> [Short exercise]: Return the lines where the word "JSON" occurs.

☆ ☆ ☆ ☆ ☆ ☆ ☆

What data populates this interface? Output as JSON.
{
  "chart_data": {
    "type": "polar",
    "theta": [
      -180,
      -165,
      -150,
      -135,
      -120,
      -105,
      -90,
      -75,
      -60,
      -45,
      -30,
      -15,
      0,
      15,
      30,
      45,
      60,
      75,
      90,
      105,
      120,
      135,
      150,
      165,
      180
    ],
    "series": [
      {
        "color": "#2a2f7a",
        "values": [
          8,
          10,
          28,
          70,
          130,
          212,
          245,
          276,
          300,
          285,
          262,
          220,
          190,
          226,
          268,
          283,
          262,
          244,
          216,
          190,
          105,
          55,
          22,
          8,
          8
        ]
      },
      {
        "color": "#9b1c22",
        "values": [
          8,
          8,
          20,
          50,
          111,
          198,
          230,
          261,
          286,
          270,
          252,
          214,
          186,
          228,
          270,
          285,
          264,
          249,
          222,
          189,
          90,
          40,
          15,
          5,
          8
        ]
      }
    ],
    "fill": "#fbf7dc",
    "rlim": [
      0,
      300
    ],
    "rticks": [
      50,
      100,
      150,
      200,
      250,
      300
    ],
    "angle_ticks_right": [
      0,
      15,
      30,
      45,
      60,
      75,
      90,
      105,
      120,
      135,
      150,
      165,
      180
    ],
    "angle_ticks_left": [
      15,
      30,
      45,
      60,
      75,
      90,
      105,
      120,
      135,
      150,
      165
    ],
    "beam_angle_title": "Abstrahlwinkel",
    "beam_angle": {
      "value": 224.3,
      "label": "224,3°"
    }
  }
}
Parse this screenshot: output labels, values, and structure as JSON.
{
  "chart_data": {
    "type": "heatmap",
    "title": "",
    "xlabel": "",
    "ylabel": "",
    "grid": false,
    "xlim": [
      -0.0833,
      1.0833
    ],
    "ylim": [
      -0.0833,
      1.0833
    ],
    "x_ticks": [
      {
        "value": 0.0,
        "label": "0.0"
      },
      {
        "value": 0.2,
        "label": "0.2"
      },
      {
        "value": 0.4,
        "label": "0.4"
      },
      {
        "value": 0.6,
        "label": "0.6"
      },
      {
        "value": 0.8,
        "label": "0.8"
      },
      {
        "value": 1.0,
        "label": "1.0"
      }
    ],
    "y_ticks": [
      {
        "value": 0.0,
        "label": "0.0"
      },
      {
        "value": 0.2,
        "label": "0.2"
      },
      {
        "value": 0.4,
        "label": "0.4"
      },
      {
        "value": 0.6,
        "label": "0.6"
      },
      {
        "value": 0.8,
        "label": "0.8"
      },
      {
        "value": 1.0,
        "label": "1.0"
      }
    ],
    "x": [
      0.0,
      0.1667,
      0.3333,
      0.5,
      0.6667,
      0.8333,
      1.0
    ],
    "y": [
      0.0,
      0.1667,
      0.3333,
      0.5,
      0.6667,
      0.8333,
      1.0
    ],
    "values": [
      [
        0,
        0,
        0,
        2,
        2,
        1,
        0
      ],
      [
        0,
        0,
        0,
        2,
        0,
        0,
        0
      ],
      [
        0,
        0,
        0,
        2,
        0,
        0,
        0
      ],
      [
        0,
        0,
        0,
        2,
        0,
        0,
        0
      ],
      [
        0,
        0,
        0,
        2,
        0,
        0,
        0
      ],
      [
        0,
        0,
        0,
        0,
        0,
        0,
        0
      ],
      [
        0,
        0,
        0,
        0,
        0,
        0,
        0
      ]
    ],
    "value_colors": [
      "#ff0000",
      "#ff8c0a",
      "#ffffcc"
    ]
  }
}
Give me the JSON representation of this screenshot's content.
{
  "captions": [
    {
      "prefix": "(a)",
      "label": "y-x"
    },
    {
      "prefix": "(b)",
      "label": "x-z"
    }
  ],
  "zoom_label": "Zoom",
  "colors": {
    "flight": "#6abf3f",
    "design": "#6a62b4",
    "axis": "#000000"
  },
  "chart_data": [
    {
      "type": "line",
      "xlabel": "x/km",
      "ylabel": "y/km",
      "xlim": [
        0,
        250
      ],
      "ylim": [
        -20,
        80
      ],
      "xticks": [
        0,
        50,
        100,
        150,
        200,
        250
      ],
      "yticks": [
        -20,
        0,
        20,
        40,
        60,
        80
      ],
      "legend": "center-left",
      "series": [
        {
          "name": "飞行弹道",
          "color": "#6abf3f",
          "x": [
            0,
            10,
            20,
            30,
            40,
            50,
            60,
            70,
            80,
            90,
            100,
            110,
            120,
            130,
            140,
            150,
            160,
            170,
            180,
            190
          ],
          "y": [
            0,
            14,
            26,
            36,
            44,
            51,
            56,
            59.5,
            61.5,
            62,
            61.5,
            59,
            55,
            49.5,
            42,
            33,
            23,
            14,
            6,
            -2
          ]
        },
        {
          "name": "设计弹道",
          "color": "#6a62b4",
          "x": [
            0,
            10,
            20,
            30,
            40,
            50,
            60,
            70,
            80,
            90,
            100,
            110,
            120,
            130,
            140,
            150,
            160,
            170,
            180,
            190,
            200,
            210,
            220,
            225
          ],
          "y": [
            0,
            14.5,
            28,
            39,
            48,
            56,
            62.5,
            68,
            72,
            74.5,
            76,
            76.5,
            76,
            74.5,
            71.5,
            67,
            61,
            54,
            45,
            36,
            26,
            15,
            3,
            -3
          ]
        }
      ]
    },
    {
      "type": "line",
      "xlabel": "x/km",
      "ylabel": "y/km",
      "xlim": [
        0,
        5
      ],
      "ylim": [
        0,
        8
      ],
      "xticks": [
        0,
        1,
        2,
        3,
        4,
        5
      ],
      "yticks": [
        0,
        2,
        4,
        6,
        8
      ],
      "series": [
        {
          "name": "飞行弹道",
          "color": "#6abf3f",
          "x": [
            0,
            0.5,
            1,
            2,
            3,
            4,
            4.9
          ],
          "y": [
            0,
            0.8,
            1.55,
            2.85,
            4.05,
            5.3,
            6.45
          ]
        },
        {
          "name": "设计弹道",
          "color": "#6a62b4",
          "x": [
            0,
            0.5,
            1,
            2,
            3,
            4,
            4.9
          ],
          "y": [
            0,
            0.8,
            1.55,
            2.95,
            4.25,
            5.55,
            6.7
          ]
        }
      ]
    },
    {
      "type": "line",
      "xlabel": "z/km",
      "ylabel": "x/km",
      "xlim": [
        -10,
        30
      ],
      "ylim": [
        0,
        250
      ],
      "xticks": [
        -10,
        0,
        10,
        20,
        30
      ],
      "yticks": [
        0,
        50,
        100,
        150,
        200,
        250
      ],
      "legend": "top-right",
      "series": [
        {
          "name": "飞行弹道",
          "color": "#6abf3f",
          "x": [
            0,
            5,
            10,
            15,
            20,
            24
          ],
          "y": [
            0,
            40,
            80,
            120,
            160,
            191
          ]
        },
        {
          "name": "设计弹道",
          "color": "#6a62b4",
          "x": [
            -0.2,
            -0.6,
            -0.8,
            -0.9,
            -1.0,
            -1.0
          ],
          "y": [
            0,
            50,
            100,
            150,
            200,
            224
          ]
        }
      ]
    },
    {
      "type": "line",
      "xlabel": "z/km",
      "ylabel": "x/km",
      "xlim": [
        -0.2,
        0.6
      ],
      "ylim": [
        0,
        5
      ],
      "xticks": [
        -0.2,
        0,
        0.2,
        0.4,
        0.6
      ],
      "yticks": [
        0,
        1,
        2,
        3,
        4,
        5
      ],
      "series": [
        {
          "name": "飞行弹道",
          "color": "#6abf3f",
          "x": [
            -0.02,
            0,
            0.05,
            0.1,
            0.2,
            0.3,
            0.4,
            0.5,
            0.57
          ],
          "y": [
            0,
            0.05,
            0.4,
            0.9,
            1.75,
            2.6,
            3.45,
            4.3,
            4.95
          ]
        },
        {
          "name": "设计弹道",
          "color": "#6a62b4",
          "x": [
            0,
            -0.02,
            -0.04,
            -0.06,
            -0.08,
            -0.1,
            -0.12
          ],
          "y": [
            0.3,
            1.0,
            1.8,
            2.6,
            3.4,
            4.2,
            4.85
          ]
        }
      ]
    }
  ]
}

☆ ☆ ☆ ☆ ☆ ☆ ☆

> [Finished exercise]:
What data populates this interface? Output as JSON.
Parse this screenshot: output labels, values, and structure as JSON.
Give me the JSON representation of this screenshot's content.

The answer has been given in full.